(Records excerpted from a collection)
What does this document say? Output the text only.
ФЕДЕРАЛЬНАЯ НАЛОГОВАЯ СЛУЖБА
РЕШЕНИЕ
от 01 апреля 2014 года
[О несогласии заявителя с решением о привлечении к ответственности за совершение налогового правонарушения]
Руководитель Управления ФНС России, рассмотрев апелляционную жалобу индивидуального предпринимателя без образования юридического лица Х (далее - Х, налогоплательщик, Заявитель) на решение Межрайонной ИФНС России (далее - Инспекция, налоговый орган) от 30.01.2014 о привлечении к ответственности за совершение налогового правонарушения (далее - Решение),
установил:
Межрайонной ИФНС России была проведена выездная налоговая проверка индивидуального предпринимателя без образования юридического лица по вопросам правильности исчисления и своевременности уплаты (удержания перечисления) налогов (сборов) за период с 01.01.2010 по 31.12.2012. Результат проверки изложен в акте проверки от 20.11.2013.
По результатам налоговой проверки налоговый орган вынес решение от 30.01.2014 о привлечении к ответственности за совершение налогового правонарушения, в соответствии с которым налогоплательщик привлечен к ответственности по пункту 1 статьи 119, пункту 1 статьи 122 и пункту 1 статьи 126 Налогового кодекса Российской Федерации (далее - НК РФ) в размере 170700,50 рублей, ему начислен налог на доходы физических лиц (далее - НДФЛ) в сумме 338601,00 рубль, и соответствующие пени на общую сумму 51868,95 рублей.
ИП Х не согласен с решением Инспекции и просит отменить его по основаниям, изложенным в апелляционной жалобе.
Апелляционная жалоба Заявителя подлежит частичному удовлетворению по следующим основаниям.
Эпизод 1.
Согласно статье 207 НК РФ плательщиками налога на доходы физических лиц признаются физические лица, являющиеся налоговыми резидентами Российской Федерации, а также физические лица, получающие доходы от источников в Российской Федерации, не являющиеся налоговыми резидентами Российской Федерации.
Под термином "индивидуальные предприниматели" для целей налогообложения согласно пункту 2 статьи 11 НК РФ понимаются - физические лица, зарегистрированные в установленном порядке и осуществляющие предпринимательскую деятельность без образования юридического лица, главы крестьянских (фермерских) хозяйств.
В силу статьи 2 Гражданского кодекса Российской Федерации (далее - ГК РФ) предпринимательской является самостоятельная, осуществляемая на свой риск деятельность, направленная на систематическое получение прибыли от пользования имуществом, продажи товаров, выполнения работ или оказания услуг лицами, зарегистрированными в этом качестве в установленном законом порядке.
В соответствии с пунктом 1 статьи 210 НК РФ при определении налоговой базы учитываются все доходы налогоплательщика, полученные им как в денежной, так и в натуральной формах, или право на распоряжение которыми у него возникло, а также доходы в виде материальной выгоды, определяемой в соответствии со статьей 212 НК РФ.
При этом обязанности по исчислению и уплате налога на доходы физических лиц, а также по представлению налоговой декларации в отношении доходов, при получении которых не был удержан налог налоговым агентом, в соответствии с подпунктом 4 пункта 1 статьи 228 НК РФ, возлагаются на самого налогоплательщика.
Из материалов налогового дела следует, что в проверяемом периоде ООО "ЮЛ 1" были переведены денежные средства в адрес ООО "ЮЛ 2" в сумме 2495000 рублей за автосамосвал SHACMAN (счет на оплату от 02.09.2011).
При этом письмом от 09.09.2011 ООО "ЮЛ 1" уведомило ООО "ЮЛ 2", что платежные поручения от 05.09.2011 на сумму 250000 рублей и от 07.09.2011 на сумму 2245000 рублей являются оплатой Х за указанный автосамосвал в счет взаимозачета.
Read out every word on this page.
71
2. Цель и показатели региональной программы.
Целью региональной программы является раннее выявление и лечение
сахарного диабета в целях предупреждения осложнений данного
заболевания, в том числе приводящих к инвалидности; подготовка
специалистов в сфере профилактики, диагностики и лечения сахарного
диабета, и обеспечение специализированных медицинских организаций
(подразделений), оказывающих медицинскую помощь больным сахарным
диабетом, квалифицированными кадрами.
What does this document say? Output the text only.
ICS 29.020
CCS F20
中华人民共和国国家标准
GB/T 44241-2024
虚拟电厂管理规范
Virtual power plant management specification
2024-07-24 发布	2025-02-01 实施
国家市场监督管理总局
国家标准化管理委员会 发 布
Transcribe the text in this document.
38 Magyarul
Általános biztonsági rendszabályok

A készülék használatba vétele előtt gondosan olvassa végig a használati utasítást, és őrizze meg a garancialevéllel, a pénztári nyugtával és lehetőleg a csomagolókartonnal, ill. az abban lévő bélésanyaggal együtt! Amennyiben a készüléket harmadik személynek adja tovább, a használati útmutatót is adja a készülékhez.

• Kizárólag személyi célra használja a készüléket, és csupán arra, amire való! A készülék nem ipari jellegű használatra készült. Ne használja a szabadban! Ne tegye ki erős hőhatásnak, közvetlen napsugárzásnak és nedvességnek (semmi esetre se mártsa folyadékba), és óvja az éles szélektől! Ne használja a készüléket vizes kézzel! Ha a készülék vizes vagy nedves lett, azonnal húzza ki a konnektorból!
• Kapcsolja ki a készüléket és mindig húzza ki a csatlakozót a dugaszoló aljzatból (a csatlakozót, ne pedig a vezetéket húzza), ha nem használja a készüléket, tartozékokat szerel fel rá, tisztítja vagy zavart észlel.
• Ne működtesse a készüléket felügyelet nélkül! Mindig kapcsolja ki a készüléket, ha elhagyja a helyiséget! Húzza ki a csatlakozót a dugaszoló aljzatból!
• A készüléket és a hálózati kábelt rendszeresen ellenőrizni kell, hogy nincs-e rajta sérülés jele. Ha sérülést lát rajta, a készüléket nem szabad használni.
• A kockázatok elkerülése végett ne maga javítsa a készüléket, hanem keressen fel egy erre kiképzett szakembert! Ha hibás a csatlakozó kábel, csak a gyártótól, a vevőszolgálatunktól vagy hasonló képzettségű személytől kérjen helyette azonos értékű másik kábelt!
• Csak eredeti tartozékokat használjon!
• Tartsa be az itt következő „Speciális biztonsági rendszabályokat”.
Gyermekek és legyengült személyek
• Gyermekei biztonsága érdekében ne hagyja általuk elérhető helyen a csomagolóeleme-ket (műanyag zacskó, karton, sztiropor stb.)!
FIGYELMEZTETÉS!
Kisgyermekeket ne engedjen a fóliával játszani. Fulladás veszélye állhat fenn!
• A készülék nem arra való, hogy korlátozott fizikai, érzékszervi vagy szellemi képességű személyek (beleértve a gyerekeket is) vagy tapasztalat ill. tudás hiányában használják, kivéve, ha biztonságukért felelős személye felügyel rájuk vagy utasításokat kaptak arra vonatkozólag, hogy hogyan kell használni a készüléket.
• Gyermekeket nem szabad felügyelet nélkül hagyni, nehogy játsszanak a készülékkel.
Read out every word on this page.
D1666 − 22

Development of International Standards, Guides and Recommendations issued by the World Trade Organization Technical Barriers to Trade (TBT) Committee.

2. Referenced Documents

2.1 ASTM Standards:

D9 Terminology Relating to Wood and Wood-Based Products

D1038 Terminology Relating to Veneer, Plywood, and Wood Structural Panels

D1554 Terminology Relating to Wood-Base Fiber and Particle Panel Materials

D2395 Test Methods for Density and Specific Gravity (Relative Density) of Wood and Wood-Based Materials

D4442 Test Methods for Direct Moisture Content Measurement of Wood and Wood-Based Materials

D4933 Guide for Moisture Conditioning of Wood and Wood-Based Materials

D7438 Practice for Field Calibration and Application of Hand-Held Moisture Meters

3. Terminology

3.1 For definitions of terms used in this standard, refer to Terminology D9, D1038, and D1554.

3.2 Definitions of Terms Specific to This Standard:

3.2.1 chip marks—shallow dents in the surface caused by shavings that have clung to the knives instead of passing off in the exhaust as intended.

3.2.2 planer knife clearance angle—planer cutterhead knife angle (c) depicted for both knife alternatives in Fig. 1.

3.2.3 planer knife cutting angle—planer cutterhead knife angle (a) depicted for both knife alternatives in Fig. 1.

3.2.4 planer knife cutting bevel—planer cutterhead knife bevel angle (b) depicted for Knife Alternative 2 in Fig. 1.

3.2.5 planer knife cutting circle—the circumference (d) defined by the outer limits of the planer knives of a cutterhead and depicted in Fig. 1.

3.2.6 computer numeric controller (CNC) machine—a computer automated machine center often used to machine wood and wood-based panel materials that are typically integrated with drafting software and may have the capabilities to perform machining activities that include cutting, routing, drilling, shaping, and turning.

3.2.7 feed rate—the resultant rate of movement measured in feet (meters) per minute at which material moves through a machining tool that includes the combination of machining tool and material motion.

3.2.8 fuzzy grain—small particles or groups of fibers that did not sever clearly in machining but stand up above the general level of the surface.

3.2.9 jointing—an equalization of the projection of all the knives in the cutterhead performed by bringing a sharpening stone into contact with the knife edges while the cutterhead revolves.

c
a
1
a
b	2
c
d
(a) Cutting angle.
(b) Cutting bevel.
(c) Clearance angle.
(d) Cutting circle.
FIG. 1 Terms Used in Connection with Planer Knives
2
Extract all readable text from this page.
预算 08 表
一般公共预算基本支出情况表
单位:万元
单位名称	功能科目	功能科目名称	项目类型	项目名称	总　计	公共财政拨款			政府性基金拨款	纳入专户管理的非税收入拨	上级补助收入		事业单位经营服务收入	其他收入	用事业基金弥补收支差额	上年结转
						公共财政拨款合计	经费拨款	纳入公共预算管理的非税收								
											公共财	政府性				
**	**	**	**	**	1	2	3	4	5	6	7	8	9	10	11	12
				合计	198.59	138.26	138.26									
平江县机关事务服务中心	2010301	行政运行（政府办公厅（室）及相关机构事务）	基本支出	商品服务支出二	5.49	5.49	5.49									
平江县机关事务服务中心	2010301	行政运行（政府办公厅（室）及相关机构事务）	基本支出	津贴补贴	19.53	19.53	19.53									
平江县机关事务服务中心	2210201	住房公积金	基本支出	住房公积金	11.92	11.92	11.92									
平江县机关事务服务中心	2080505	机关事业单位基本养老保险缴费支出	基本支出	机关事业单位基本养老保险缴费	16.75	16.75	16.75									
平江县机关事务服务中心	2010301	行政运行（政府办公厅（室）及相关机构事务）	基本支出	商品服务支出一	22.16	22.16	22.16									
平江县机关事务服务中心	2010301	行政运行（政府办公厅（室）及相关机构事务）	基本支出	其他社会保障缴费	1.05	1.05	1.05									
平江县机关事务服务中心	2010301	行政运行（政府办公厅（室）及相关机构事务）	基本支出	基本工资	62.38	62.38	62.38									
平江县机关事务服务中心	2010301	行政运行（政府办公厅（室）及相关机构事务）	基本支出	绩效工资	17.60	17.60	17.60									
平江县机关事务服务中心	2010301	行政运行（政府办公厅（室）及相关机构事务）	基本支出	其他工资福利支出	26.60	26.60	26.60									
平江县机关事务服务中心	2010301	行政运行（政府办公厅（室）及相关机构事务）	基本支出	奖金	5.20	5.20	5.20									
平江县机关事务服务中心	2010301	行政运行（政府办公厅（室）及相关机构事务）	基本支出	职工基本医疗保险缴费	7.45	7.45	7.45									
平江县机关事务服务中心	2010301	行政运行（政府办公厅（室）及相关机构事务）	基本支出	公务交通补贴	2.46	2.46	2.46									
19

§ SHORT TASK
Gather up the lines containing the word "használni" from these records and copy them.

§ RESPONSE TO THE TASK
• A készüléket és a hálózati kábelt rendszeresen ellenőrizni kell, hogy nincs-e rajta sérülés jele. Ha sérülést lát rajta, a készüléket nem szabad használni.
• A készülék nem arra való, hogy korlátozott fizikai, érzékszervi vagy szellemi képességű személyek (beleértve a gyerekeket is) vagy tapasztalat ill. tudás hiányában használják, kivéve, ha biztonságukért felelős személye felügyel rájuk vagy utasításokat kaptak arra vonatkozólag, hogy hogyan kell használni a készüléket.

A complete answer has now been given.